INSTRUCTIONS FOR THE TASK. Every entry must be given again exactly.

%%

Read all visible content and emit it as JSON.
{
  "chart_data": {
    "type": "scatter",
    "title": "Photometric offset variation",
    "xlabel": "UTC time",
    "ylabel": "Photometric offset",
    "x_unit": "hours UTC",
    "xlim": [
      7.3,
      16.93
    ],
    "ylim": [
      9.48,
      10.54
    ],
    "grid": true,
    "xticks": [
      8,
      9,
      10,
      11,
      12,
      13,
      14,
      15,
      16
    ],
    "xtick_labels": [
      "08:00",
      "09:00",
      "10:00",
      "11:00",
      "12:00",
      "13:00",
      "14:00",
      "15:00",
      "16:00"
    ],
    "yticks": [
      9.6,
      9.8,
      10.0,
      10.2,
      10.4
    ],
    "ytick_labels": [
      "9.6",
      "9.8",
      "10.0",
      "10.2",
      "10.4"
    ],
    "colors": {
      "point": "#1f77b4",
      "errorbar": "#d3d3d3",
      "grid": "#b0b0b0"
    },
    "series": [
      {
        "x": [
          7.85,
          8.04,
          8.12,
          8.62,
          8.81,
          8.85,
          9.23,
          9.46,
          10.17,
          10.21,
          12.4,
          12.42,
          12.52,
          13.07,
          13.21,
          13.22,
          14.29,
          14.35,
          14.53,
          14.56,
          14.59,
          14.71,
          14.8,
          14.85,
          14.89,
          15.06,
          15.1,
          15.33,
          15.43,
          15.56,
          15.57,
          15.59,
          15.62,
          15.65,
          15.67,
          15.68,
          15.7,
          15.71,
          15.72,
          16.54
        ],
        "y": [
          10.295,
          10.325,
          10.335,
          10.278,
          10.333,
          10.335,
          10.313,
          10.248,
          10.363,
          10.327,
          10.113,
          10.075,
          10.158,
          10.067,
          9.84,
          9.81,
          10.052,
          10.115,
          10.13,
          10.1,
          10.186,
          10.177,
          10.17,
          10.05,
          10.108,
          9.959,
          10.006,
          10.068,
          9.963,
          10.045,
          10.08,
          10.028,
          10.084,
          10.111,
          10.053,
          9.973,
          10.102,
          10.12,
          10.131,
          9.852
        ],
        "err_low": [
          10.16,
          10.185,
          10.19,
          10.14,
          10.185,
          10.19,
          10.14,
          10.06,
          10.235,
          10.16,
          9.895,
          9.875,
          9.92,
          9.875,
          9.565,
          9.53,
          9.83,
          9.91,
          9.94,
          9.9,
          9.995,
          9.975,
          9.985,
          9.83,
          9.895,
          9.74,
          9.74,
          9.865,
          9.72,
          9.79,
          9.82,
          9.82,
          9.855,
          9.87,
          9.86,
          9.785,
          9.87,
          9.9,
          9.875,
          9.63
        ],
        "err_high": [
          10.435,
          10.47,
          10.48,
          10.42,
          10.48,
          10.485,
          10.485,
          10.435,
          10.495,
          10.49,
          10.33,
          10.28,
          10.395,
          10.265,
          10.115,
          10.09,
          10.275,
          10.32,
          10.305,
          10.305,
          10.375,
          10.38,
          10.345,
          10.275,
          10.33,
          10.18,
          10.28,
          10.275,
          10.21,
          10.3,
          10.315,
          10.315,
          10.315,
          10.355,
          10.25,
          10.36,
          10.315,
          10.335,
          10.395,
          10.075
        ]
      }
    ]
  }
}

%%

SOLUTION TO THIS EXERCISE.
Read all visible content and emit it as JSON.
{
  "chart_data": {
    "type": "scatter",
    "title": "Photometric offset variation",
    "xlabel": "UTC time",
    "ylabel": "Photometric offset",
    "x_unit": "hours UTC",
    "xlim": [
      7.3,
      16.93
    ],
    "ylim": [
      9.48,
      10.54
    ],
    "grid": true,
    "xticks": [
      8,
      9,
      10,
      11,
      12,
      13,
      14,
      15,
      16
    ],
    "xtick_labels": [
      "08:00",
      "09:00",
      "10:00",
      "11:00",
      "12:00",
      "13:00",
      "14:00",
      "15:00",
      "16:00"
    ],
    "yticks": [
      9.6,
      9.8,
      10.0,
      10.2,
      10.4
    ],
    "ytick_labels": [
      "9.6",
      "9.8",
      "10.0",
      "10.2",
      "10.4"
    ],
    "colors": {
      "point": "#1f77b4",
      "errorbar": "#d3d3d3",
      "grid": "#b0b0b0"
    },
    "series": [
      {
        "x": [
          7.85,
          8.04,
          8.12,
          8.62,
          8.81,
          8.85,
          9.23,
          9.46,
          10.17,
          10.21,
          12.4,
          12.42,
          12.52,
          13.07,
          13.21,
          13.22,
          14.29,
          14.35,
          14.53,
          14.56,
          14.59,
          14.71,
          14.8,
          14.85,
          14.89,
          15.06,
          15.1,
          15.33,
          15.43,
          15.56,
          15.57,
          15.59,
          15.62,
          15.65,
          15.67,
          15.68,
          15.7,
          15.71,
          15.72,
          16.54
        ],
        "y": [
          10.295,
          10.325,
          10.335,
          10.278,
          10.333,
          10.335,
          10.313,
          10.248,
          10.363,
          10.327,
          10.113,
          10.075,
          10.158,
          10.067,
          9.84,
          9.81,
          10.052,
          10.115,
          10.13,
          10.1,
          10.186,
          10.177,
          10.17,
          10.05,
          10.108,
          9.959,
          10.006,
          10.068,
          9.963,
          10.045,
          10.08,
          10.028,
          10.084,
          10.111,
          10.053,
          9.973,
          10.102,
          10.12,
          10.131,
          9.852
        ],
        "err_low": [
          10.16,
          10.185,
          10.19,
          10.14,
          10.185,
          10.19,
          10.14,
          10.06,
          10.235,
          10.16,
          9.895,
          9.875,
          9.92,
          9.875,
          9.565,
          9.53,
          9.83,
          9.91,
          9.94,
          9.9,
          9.995,
          9.975,
          9.985,
          9.83,
          9.895,
          9.74,
          9.74,
          9.865,
          9.72,
          9.79,
          9.82,
          9.82,
          9.855,
          9.87,
          9.86,
          9.785,
          9.87,
          9.9,
          9.875,
          9.63
        ],
        "err_high": [
          10.435,
          10.47,
          10.48,
          10.42,
          10.48,
          10.485,
          10.485,
          10.435,
          10.495,
          10.49,
          10.33,
          10.28,
          10.395,
          10.265,
          10.115,
          10.09,
          10.275,
          10.32,
          10.305,
          10.305,
          10.375,
          10.38,
          10.345,
          10.275,
          10.33,
          10.18,
          10.28,
          10.275,
          10.21,
          10.3,
          10.315,
          10.315,
          10.315,
          10.355,
          10.25,
          10.36,
          10.315,
          10.335,
          10.395,
          10.075
        ]
      }
    ]
  }
}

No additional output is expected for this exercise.